WHAT YOU HAVE TO DO
Images are excluded; otherwise, output every record exactly.

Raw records
begin

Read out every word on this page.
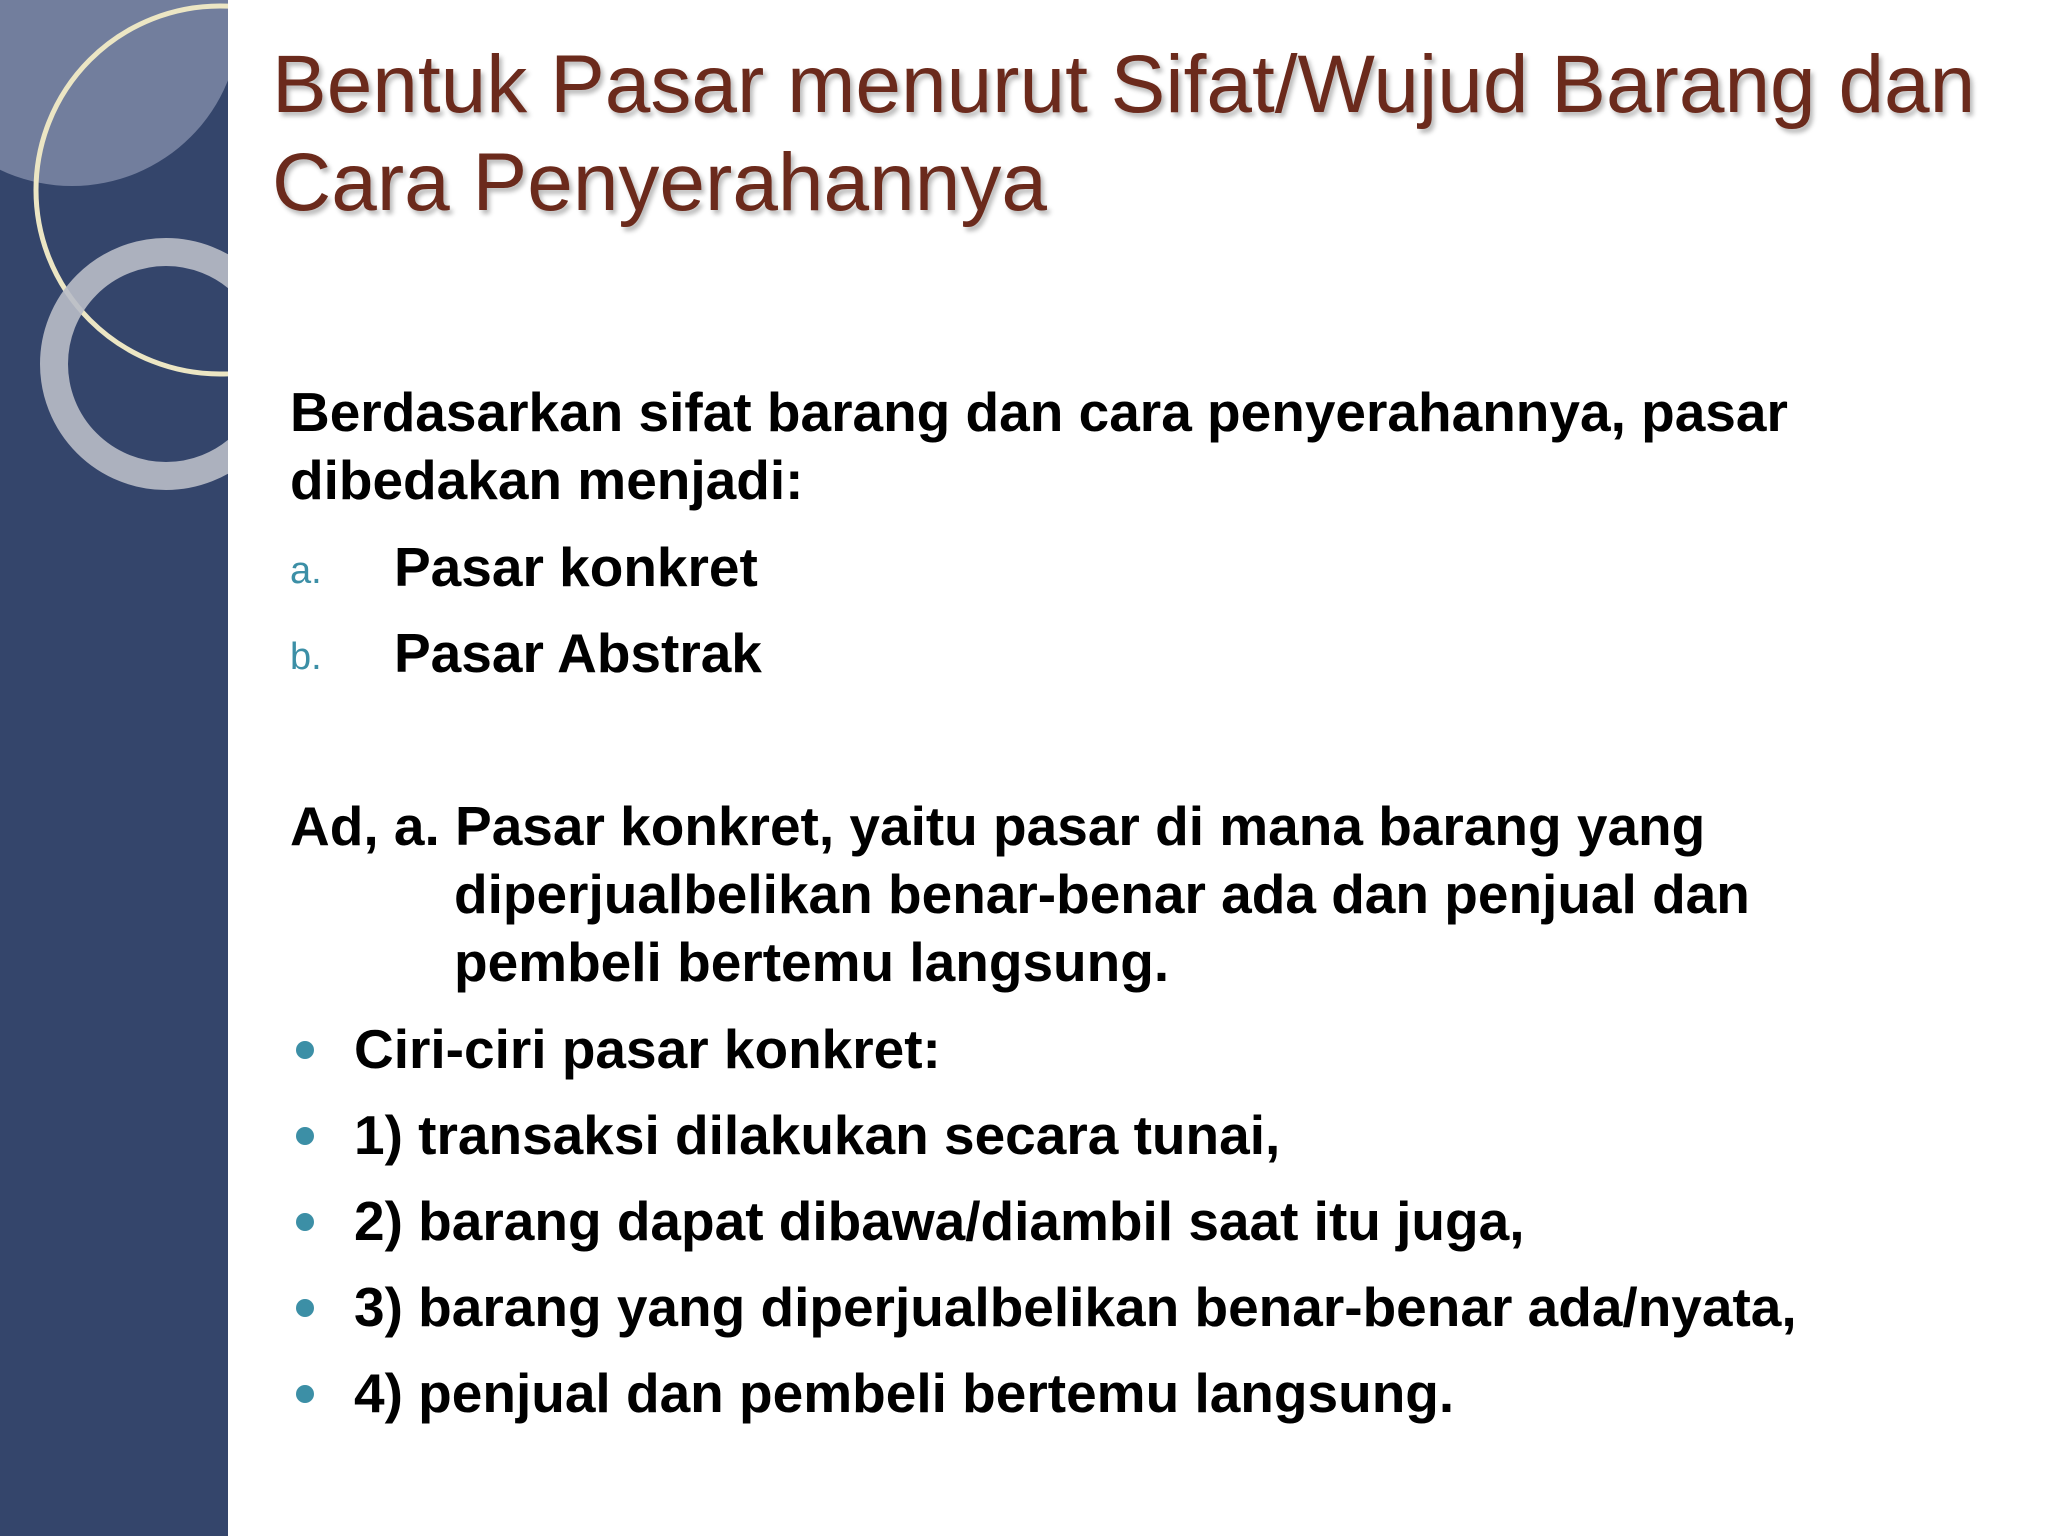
Bentuk Pasar menurut Sifat/Wujud Barang dan
Cara Penyerahannya

Berdasarkan sifat barang dan cara penyerahannya, pasar
dibedakan menjadi:

a. Pasar konkret
b. Pasar Abstrak
Ad, a. Pasar konkret, yaitu pasar di mana barang yang
diperjualbelikan benar-benar ada dan penjual dan
pembeli bertemu langsung.
Ciri-ciri pasar konkret:
1) transaksi dilakukan secara tunai,
2) barang dapat dibawa/diambil saat itu juga,
3) barang yang diperjualbelikan benar-benar ada/nyata,
4) penjual dan pembeli bertemu langsung.
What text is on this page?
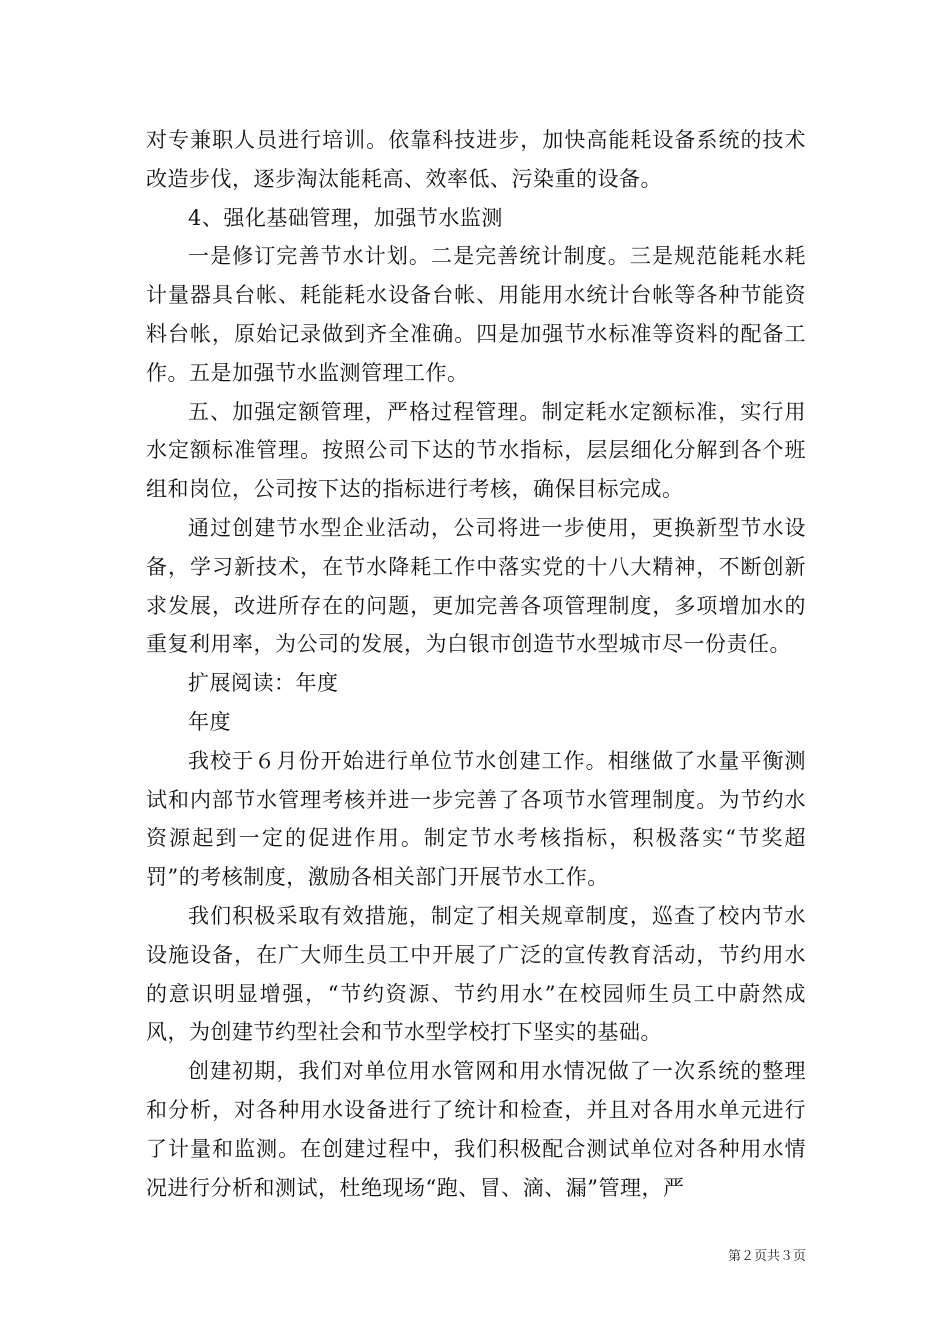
对专兼职人员进行培训。依靠科技进步，加快高能耗设备系统的技术改造步伐，逐步淘汰能耗高、效率低、污染重的设备。

4、强化基础管理，加强节水监测

一是修订完善节水计划。二是完善统计制度。三是规范能耗水耗计量器具台帐、耗能耗水设备台帐、用能用水统计台帐等各种节能资料台帐，原始记录做到齐全准确。四是加强节水标准等资料的配备工作。五是加强节水监测管理工作。

五、加强定额管理，严格过程管理。制定耗水定额标准，实行用水定额标准管理。按照公司下达的节水指标，层层细化分解到各个班组和岗位，公司按下达的指标进行考核，确保目标完成。

通过创建节水型企业活动，公司将进一步使用，更换新型节水设备，学习新技术，在节水降耗工作中落实党的十八大精神，不断创新求发展，改进所存在的问题，更加完善各项管理制度，多项增加水的重复利用率，为公司的发展，为白银市创造节水型城市尽一份责任。

扩展阅读：年度

年度

我校于６月份开始进行单位节水创建工作。相继做了水量平衡测试和内部节水管理考核并进一步完善了各项节水管理制度。为节约水资源起到一定的促进作用。制定节水考核指标，积极落实“节奖超罚”的考核制度，激励各相关部门开展节水工作。

我们积极采取有效措施，制定了相关规章制度，巡查了校内节水设施设备，在广大师生员工中开展了广泛的宣传教育活动，节约用水的意识明显增强，“节约资源、节约用水”在校园师生员工中蔚然成风，为创建节约型社会和节水型学校打下坚实的基础。

创建初期，我们对单位用水管网和用水情况做了一次系统的整理和分析，对各种用水设备进行了统计和检查，并且对各用水单元进行了计量和监测。在创建过程中，我们积极配合测试单位对各种用水情况进行分析和测试，杜绝现场“跑、冒、滴、漏”管理，严

第２页共３页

end

RIGHT ANSWER
Read out every word on this page.
Bentuk Pasar menurut Sifat/Wujud Barang dan
Cara Penyerahannya

Berdasarkan sifat barang dan cara penyerahannya, pasar
dibedakan menjadi:

a. Pasar konkret
b. Pasar Abstrak
Ad, a. Pasar konkret, yaitu pasar di mana barang yang
diperjualbelikan benar-benar ada dan penjual dan
pembeli bertemu langsung.
Ciri-ciri pasar konkret:
1) transaksi dilakukan secara tunai,
2) barang dapat dibawa/diambil saat itu juga,
3) barang yang diperjualbelikan benar-benar ada/nyata,
4) penjual dan pembeli bertemu langsung.
What text is on this page?
对专兼职人员进行培训。依靠科技进步，加快高能耗设备系统的技术改造步伐，逐步淘汰能耗高、效率低、污染重的设备。

4、强化基础管理，加强节水监测

一是修订完善节水计划。二是完善统计制度。三是规范能耗水耗计量器具台帐、耗能耗水设备台帐、用能用水统计台帐等各种节能资料台帐，原始记录做到齐全准确。四是加强节水标准等资料的配备工作。五是加强节水监测管理工作。

五、加强定额管理，严格过程管理。制定耗水定额标准，实行用水定额标准管理。按照公司下达的节水指标，层层细化分解到各个班组和岗位，公司按下达的指标进行考核，确保目标完成。

通过创建节水型企业活动，公司将进一步使用，更换新型节水设备，学习新技术，在节水降耗工作中落实党的十八大精神，不断创新求发展，改进所存在的问题，更加完善各项管理制度，多项增加水的重复利用率，为公司的发展，为白银市创造节水型城市尽一份责任。

扩展阅读：年度

年度

我校于６月份开始进行单位节水创建工作。相继做了水量平衡测试和内部节水管理考核并进一步完善了各项节水管理制度。为节约水资源起到一定的促进作用。制定节水考核指标，积极落实“节奖超罚”的考核制度，激励各相关部门开展节水工作。

我们积极采取有效措施，制定了相关规章制度，巡查了校内节水设施设备，在广大师生员工中开展了广泛的宣传教育活动，节约用水的意识明显增强，“节约资源、节约用水”在校园师生员工中蔚然成风，为创建节约型社会和节水型学校打下坚实的基础。

创建初期，我们对单位用水管网和用水情况做了一次系统的整理和分析，对各种用水设备进行了统计和检查，并且对各用水单元进行了计量和监测。在创建过程中，我们积极配合测试单位对各种用水情况进行分析和测试，杜绝现场“跑、冒、滴、漏”管理，严

第２页共３页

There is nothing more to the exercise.